Instruction
Show each line that has the string "Number" in it.

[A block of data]
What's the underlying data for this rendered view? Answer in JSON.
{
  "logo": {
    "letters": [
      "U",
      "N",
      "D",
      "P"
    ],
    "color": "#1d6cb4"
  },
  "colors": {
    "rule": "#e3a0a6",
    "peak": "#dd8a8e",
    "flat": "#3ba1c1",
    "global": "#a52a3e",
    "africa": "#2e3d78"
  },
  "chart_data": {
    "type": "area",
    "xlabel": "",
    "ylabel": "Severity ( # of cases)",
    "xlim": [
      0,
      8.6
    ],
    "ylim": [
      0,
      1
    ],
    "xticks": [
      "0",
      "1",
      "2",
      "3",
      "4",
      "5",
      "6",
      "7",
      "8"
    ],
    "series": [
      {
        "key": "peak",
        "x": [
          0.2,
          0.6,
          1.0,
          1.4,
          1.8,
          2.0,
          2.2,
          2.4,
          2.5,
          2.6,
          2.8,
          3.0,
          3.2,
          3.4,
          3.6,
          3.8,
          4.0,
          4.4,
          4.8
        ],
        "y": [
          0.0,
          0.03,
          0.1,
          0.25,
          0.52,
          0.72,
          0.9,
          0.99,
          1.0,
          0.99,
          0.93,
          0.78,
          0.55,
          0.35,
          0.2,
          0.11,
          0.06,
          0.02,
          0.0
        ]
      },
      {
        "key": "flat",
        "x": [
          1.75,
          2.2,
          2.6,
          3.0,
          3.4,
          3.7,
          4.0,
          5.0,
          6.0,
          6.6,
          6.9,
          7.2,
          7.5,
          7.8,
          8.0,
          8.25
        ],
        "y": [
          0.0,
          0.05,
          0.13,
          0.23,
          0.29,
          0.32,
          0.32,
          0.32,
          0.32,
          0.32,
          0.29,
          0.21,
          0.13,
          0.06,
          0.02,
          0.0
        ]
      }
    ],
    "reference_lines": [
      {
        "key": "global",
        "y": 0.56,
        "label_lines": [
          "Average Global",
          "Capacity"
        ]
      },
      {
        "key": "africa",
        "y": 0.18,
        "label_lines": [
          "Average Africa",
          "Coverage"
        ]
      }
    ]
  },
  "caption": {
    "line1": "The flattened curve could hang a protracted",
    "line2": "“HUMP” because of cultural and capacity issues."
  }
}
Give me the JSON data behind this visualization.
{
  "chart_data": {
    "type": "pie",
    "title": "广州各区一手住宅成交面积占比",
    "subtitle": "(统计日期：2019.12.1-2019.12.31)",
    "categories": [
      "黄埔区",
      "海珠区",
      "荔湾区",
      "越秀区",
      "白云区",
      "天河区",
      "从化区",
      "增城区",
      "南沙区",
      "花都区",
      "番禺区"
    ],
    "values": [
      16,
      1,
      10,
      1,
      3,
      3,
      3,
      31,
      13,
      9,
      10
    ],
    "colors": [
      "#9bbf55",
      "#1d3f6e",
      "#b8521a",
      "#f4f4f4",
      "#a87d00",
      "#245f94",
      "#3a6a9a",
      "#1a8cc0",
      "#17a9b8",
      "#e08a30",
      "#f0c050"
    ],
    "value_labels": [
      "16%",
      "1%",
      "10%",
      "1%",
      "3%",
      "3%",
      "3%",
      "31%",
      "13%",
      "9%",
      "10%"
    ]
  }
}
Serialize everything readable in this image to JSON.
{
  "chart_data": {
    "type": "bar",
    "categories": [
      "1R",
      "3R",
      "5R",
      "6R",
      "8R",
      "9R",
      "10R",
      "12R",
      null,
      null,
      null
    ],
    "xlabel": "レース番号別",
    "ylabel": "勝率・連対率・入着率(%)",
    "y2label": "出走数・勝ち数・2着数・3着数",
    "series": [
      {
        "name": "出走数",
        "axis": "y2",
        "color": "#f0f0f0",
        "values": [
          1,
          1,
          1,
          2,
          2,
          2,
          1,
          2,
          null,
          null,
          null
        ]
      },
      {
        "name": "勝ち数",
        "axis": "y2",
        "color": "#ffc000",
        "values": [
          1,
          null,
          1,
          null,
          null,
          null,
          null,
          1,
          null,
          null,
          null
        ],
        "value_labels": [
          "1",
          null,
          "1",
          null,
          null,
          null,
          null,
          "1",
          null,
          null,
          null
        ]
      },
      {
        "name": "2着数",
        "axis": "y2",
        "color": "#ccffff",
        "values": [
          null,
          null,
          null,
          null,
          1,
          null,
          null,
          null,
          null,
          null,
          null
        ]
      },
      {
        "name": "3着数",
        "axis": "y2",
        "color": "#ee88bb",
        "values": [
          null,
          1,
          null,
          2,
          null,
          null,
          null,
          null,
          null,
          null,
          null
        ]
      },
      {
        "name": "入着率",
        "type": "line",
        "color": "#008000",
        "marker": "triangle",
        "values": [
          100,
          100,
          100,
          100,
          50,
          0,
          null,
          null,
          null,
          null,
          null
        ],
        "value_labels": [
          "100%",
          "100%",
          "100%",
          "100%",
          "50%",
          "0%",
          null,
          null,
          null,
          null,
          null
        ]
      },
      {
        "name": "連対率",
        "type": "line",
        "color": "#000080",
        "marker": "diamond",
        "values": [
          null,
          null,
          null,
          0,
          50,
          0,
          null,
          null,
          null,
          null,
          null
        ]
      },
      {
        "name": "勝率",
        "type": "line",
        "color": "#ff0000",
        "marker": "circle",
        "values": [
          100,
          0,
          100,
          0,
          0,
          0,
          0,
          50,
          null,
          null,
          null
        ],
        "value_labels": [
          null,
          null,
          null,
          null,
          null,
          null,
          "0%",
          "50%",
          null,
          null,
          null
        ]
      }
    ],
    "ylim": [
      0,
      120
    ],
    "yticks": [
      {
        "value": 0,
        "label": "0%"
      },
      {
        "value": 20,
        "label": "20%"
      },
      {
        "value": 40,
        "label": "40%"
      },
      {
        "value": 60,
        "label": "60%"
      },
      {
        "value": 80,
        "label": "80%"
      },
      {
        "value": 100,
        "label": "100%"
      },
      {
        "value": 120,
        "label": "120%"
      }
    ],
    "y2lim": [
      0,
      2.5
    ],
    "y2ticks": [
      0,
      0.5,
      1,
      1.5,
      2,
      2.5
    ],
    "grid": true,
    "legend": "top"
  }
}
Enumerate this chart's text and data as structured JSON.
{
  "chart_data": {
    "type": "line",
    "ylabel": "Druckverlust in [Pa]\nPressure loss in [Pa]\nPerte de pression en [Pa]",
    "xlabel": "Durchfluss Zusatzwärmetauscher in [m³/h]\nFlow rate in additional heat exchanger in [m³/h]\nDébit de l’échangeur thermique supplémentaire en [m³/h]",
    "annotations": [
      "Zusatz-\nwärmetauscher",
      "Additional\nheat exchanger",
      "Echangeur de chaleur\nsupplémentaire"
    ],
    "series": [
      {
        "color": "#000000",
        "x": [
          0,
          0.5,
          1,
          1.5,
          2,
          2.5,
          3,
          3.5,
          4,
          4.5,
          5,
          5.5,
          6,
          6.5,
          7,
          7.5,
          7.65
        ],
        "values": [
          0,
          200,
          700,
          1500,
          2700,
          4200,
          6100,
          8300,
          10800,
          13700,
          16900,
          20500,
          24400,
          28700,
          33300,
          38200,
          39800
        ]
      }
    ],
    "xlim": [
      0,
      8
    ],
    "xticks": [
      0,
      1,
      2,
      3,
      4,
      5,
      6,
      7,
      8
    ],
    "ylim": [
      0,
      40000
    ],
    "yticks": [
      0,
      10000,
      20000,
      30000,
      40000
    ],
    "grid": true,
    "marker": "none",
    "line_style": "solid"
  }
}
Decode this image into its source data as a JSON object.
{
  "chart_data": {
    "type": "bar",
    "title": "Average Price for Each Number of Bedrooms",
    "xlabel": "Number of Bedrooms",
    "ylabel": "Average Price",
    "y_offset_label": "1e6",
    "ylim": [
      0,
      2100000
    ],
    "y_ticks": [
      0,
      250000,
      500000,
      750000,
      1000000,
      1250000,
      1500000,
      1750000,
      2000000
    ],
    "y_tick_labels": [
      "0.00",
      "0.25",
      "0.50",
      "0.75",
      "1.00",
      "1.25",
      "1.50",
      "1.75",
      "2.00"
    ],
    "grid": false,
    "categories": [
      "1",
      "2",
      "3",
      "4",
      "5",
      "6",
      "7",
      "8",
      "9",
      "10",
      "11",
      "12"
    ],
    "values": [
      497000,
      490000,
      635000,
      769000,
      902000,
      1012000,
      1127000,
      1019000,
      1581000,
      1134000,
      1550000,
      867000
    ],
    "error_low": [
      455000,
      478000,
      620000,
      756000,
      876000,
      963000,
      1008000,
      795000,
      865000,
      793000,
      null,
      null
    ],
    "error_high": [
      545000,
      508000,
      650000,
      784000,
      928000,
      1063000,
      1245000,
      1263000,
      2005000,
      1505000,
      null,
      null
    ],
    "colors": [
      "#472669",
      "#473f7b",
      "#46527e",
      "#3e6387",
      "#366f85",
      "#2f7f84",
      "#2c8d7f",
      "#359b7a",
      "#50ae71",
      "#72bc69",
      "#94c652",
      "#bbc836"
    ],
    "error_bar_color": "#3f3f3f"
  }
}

Task solution
    "title": "Average Price for Each Number of Bedrooms",
    "xlabel": "Number of Bedrooms",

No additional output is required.